==== Text block ====

Was there still somewhat of ancient Gallic elements in the Old French language, more than today, or did that disappear after generations of Roman assimilation?

The Celts spoke Latin by the time of the Frankish conquests, the only Celtic speakers left were in Amorica and in the west of Britain (and Ireland).

What is this, a map of France FOR ANTS?

In terms of Language, you really have to consider that voice and speech of a language especially in the Times of late antiquity up through the 17th century were very delicate.

By delicate I mean the dialect and way a language was spoken changed a lot depending on the stability of the nation and its people inhabiting it. By the late 15th century, France had established itself as a major power and was actually the first country with a standing army of around 25000. Though the borders of France would change man times between 1450 to 1950, the delicacy of its language had for the most part held it's own and even spread itself across the globe in the colonial period of Frances development.

What is most different perhaps may be the inhabits of what is modern France. Many different people's by the year 1000 had already came and went. The obvious Celtic people's as well as Germanics which would evolve to the Frankish and to eventually be Latinized into being known as the French

It depends what old french you're talking about
But obviously it just became "simpler", other accent were created when people stopped pronoucing some letters like "estre" -> "être", "desguster" -> "dégouter". Prononciation changed, for example "oi" became "wa" instead of "wé". Rs are not rolled anymore and it sounds stupid. It really changed particularly in the Revolution.
Every old french versions sounded better than the one today imo

There's just some words, that's it.

It gradually became uglier and more retarded

>What is the difference between old french and modern french?
Old French was more Latin than French
Old French
youtube.com/watch?v=QqYhwm9M8Jw

Middle French
youtube.com/watch?v=FuQpFH1EcrQ

French
youtube.com/watch?v=8I_vQHbmmaY

Easy the old French had homosexual kings and queens wich did nothing but have sex while everyone is starving., while the modern French aren`t starving but are now a meme.

I'm surprised by how much I could understand old French, and Middle French just sound a bit weird at most. That's neat. Can native speakers of English understand Old English like that too ?

==== Task material ====

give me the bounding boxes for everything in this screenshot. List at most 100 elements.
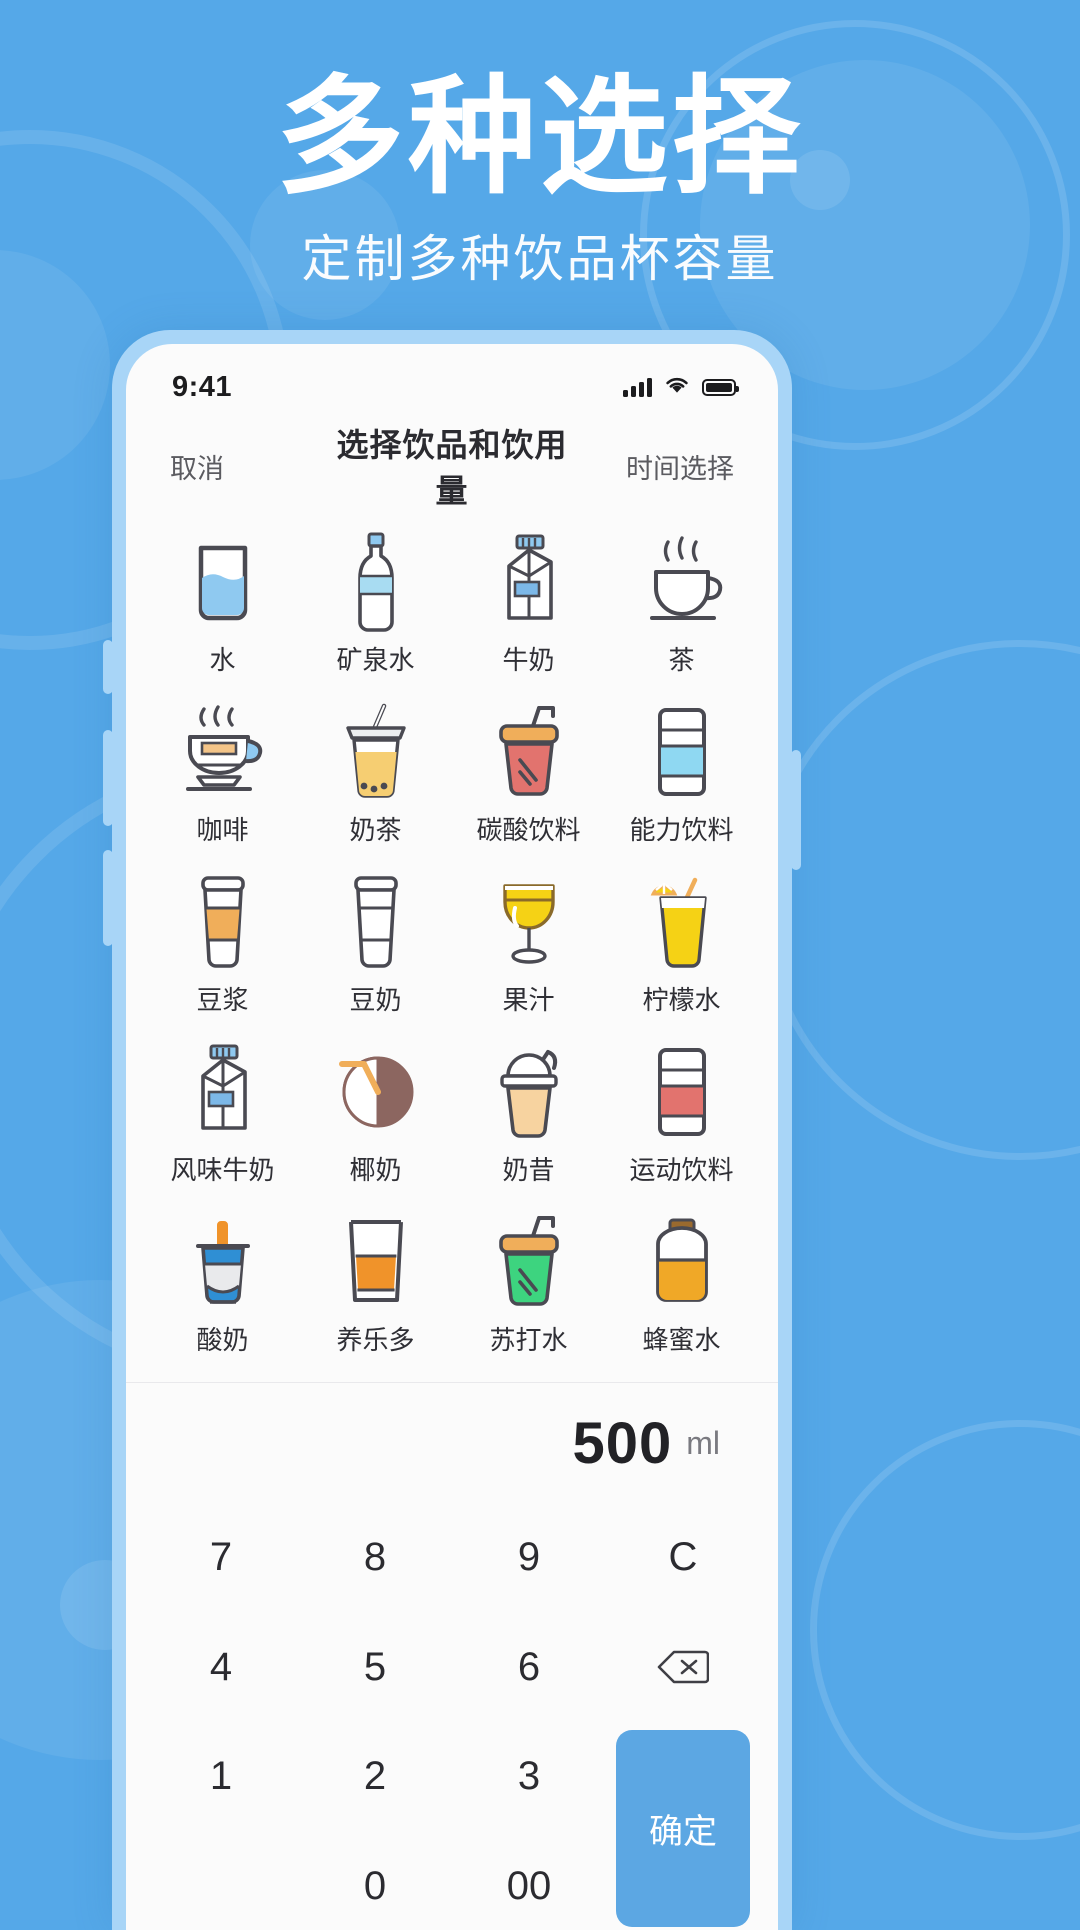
bubble-decoration: [810, 1420, 1080, 1840]
drink-item-tea[interactable]: 茶: [605, 518, 758, 688]
drink-item-mineral-water[interactable]: 矿泉水: [299, 518, 452, 688]
drink-label: 豆奶: [349, 980, 401, 1017]
status-bar: 9:41: [126, 344, 778, 420]
juice-glass-icon: [473, 868, 585, 976]
drink-label: 能力饮料: [629, 810, 733, 847]
amount-display: 500 ml: [126, 1383, 778, 1503]
key-6[interactable]: 6: [452, 1613, 606, 1723]
nav-bar: 取消 选择饮品和饮用量 时间选择: [126, 420, 778, 512]
drink-item-energy[interactable]: 能力饮料: [605, 688, 758, 858]
drink-item-water[interactable]: 水: [146, 518, 299, 688]
wifi-icon: [663, 375, 691, 400]
phone-volume-down-button: [103, 850, 113, 946]
drink-label: 养乐多: [336, 1320, 414, 1357]
key-5[interactable]: 5: [298, 1613, 452, 1723]
promo-header: 多种选择 定制多种饮品杯容量: [0, 0, 1080, 291]
honey-jar-icon: [626, 1208, 738, 1316]
drink-label: 果汁: [502, 980, 554, 1017]
page-title: 选择饮品和饮用量: [330, 420, 574, 512]
key-8[interactable]: 8: [298, 1503, 452, 1613]
drink-label: 矿泉水: [336, 640, 414, 677]
drink-item-flavored-milk[interactable]: 风味牛奶: [146, 1028, 299, 1198]
mineral-water-bottle-icon: [320, 528, 432, 636]
lemonade-glass-icon: [626, 868, 738, 976]
yakult-bottle-icon: [320, 1208, 432, 1316]
key-backspace[interactable]: [606, 1613, 760, 1723]
drink-item-yakult[interactable]: 养乐多: [299, 1198, 452, 1368]
phone-mockup: 9:41 取消 选择饮品和饮用量 时间选择: [112, 330, 792, 1930]
time-select-button[interactable]: 时间选择: [574, 447, 734, 486]
status-bar-time: 9:41: [172, 371, 232, 404]
drink-item-coconut-milk[interactable]: 椰奶: [299, 1028, 452, 1198]
key-1[interactable]: 1: [144, 1722, 298, 1832]
drink-label: 水: [209, 640, 235, 677]
drink-label: 风味牛奶: [170, 1150, 274, 1187]
bubble-decoration: [760, 640, 1080, 1160]
drink-item-honey-water[interactable]: 蜂蜜水: [605, 1198, 758, 1368]
key-0[interactable]: 0: [298, 1832, 452, 1930]
drink-item-milk[interactable]: 牛奶: [452, 518, 605, 688]
key-9[interactable]: 9: [452, 1503, 606, 1613]
backspace-icon: [657, 1648, 709, 1686]
drink-label: 豆浆: [196, 980, 248, 1017]
energy-drink-can-icon: [626, 698, 738, 806]
yogurt-cup-icon: [167, 1208, 279, 1316]
soybean-milk-cup-icon: [320, 868, 432, 976]
drink-label: 牛奶: [502, 640, 554, 677]
status-bar-icons: [623, 375, 736, 400]
coffee-cup-icon: [167, 698, 279, 806]
key-clear[interactable]: C: [606, 1503, 760, 1613]
promo-subtitle: 定制多种饮品杯容量: [0, 219, 1080, 291]
tea-cup-icon: [626, 528, 738, 636]
key-blank: [144, 1832, 298, 1930]
key-4[interactable]: 4: [144, 1613, 298, 1723]
water-glass-icon: [167, 528, 279, 636]
sports-drink-can-icon: [626, 1038, 738, 1146]
drink-label: 咖啡: [196, 810, 248, 847]
drink-label: 椰奶: [349, 1150, 401, 1187]
phone-power-button: [791, 750, 801, 870]
key-2[interactable]: 2: [298, 1722, 452, 1832]
confirm-button[interactable]: 确定: [616, 1730, 750, 1927]
drink-item-carbonated[interactable]: 碳酸饮料: [452, 688, 605, 858]
phone-screen: 9:41 取消 选择饮品和饮用量 时间选择: [126, 344, 778, 1930]
drink-item-lemonade[interactable]: 柠檬水: [605, 858, 758, 1028]
phone-mute-switch: [103, 640, 113, 694]
drink-label: 运动饮料: [629, 1150, 733, 1187]
key-3[interactable]: 3: [452, 1722, 606, 1832]
drink-item-soda-water[interactable]: 苏打水: [452, 1198, 605, 1368]
numeric-keypad: 7 8 9 C 4 5 6 1 2 3 0 00 确定: [126, 1503, 778, 1930]
drink-label: 奶昔: [502, 1150, 554, 1187]
drink-item-milkshake[interactable]: 奶昔: [452, 1028, 605, 1198]
drink-item-milk-tea[interactable]: 奶茶: [299, 688, 452, 858]
drink-label: 茶: [668, 640, 694, 677]
cancel-button[interactable]: 取消: [170, 447, 330, 486]
bubble-tea-icon: [320, 698, 432, 806]
drink-item-soybean-milk[interactable]: 豆奶: [299, 858, 452, 1028]
milk-carton-icon: [473, 528, 585, 636]
drink-label: 酸奶: [196, 1320, 248, 1357]
drink-label: 苏打水: [489, 1320, 567, 1357]
drink-label: 柠檬水: [642, 980, 720, 1017]
promo-title: 多种选择: [0, 66, 1080, 209]
drink-item-juice[interactable]: 果汁: [452, 858, 605, 1028]
battery-icon: [702, 379, 736, 396]
drink-grid: 水 矿泉水: [126, 512, 778, 1382]
key-double-zero[interactable]: 00: [452, 1832, 606, 1930]
amount-value: 500: [572, 1410, 672, 1477]
drink-item-yogurt[interactable]: 酸奶: [146, 1198, 299, 1368]
soda-cup-icon: [473, 698, 585, 806]
key-7[interactable]: 7: [144, 1503, 298, 1613]
coconut-milk-icon: [320, 1038, 432, 1146]
soda-water-cup-icon: [473, 1208, 585, 1316]
milkshake-cup-icon: [473, 1038, 585, 1146]
signal-bars-icon: [623, 377, 652, 397]
soy-milk-cup-icon: [167, 868, 279, 976]
drink-label: 蜂蜜水: [642, 1320, 720, 1357]
drink-item-sports[interactable]: 运动饮料: [605, 1028, 758, 1198]
amount-unit: ml: [686, 1425, 720, 1462]
drink-item-coffee[interactable]: 咖啡: [146, 688, 299, 858]
phone-volume-up-button: [103, 730, 113, 826]
flavored-milk-carton-icon: [167, 1038, 279, 1146]
drink-item-soymilk[interactable]: 豆浆: [146, 858, 299, 1028]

====

--- Requests ---
1. Format the records from the line containing "bubble-decoration: [810, 1420, 1080, 1840]" up to and including the line containing "drink-label: 矿泉水: [336, 640, 414, 677]" as a JSON list of strings, one string per line, leaving out blank lines.
2. Resume the thread on Old French and modern French from where it stops.

--- Task results ---
1.
[
  "bubble-decoration: [810, 1420, 1080, 1840]",
  "drink-item-tea[interactable]: 茶: [605, 518, 758, 688]",
  "drink-item-mineral-water[interactable]: 矿泉水: [299, 518, 452, 688]",
  "drink-label: 豆奶: [349, 980, 401, 1017]",
  "status-bar: 9:41: [126, 344, 778, 420]",
  "juice-glass-icon: [473, 868, 585, 976]",
  "drink-label: 能力饮料: [629, 810, 733, 847]",
  "amount-display: 500 ml: [126, 1383, 778, 1503]",
  "key-6[interactable]: 6: [452, 1613, 606, 1723]",
  "nav-bar: 取消 选择饮品和饮用量 时间选择: [126, 420, 778, 512]",
  "drink-item-energy[interactable]: 能力饮料: [605, 688, 758, 858]",
  "drink-item-water[interactable]: 水: [146, 518, 299, 688]",
  "wifi-icon: [663, 375, 691, 400]",
  "phone-volume-down-button: [103, 850, 113, 946]",
  "drink-label: 养乐多: [336, 1320, 414, 1357]",
  "key-5[interactable]: 5: [298, 1613, 452, 1723]",
  "promo-header: 多种选择 定制多种饮品杯容量: [0, 0, 1080, 291]",
  "honey-jar-icon: [626, 1208, 738, 1316]",
  "drink-label: 果汁: [502, 980, 554, 1017]",
  "page-title: 选择饮品和饮用量: [330, 420, 574, 512]",
  "key-8[interactable]: 8: [298, 1503, 452, 1613]",
  "drink-label: 矿泉水: [336, 640, 414, 677]"
]

2.
Yes they can, even those who have learnt english. If you know how to speak german (or dutch) then it's even easier to understand Old English.

>Not putting glorious Douce Dame Jolie as example for medieval French

youtube.com/watch?v=8Z8rt3hHUEY

But yeah, gotta admit, it is neat to be able to understand a good deal of ol'/medieval French. You'd think it'd be a lot harder even for French natives.

There were dozens and dozens of different local tongues in France
There was the official french language of the court and of diplomats of course though
When there were the first efforts to make it standardized and mostly to make everyone use the same, they had to sort of syncretize the language with the local ones

Old French had the habit of slapping Fs instead of where modern french would put an S

In any case, a text in old french is rather obscure to the common modern frenchman, though still decipherable
I'm gonna pick up a nearby book and give you an example:
"Fault hault louer la vertu magnanime
De vostre cueur. O libéral donneur!"
These are the first two lines of a propaganda poem for François Ier, by Guillaume Crétin (heh)
In modern French you'd roughly translate it to
"Il faut hautement louer la vertu magnanime
De votre courage. Ô généreux donneur!"
("One has to highly praise the noble virtue
of your courage. O, generous giver!")

I haven't slept for 20 hours so forgive me if I wrote anything stupid

I knew a welsh girl who studied English and I was surprised to learn they had to study texts in Old French, which is historical since it remained the court language for a long while after the normands came in.

Modern French is getting BLACKED

If anything, it's getting a bit ANGLO'D, as there are quite a bit of English loanwords nowadays, mostly for new technologies, but the Académie Française is fighting the good fight. There are some old, mostly indirect Arab influences too, but direct arab influences are mostly limited to a few loanwords, often for familiar/vulgar speech. I can't really think of any African influence, though.

English is getting FRENCH'D BLACK'D and PAKI'D

London is a Franco-Pakistano-Polish caliphate

Really? I'm a native English speaker and I have a decent understanding of German, but something like Beowulf is pretty much gibberish to me other than few words here and there.

I can understand the context. I imagine if you know dutch then it would be easier to understand.

færgripe flodes; fyrleoht geseah,
blacne leoman beorhte scinan.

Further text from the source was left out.